◆ **What to work on**: Where a line holds "quick", copy it.

======== Provided data

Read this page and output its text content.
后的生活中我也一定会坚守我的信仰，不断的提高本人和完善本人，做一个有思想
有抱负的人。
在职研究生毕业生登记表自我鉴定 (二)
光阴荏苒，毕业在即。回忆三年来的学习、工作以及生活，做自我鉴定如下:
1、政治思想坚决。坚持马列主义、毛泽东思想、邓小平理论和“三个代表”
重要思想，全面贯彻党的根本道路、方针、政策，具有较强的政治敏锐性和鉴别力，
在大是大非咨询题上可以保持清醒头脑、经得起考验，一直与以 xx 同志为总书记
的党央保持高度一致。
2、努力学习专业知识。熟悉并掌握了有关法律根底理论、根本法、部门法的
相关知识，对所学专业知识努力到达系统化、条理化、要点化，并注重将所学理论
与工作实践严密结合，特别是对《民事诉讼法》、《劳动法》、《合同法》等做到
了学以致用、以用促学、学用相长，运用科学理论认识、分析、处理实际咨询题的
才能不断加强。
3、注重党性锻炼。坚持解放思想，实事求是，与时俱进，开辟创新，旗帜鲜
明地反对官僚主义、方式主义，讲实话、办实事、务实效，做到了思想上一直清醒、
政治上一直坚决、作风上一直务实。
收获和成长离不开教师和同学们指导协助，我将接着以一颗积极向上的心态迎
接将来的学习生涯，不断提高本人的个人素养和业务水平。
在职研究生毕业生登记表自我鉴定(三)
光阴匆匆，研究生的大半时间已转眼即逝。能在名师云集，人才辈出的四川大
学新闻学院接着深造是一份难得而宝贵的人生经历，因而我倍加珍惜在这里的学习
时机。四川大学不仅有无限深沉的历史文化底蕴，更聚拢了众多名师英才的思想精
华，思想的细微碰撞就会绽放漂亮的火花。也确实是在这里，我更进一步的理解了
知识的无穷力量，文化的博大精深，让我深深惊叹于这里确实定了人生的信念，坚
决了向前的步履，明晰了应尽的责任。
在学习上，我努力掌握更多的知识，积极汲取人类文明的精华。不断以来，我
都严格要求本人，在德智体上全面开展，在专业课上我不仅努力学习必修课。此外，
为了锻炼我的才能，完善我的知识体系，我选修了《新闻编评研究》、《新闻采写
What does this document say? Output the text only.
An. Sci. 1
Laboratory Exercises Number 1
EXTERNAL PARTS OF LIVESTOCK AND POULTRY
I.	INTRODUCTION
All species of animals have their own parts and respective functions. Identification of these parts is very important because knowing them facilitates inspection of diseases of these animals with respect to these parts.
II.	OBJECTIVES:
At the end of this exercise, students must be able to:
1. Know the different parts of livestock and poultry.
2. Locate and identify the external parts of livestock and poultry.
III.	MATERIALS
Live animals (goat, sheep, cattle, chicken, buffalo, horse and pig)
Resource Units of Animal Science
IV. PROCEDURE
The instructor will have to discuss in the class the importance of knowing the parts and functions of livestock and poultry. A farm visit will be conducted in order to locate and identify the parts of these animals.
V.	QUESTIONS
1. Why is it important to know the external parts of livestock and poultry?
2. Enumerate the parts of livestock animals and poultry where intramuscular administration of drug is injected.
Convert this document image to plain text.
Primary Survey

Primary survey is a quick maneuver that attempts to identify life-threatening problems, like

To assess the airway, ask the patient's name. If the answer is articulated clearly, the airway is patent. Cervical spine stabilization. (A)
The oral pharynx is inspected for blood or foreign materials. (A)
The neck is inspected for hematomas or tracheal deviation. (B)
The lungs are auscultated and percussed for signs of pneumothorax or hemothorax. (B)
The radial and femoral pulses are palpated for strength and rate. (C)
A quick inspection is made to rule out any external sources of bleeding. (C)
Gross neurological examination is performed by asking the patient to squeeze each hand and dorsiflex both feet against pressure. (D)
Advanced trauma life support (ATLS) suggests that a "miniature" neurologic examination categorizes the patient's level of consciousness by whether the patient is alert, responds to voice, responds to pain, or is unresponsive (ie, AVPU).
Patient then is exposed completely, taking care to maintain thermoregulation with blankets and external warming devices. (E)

================

◆ **Solution to this task**:
Primary survey is a quick maneuver that attempts to identify life-threatening problems, like
A quick inspection is made to rule out any external sources of bleeding. (C)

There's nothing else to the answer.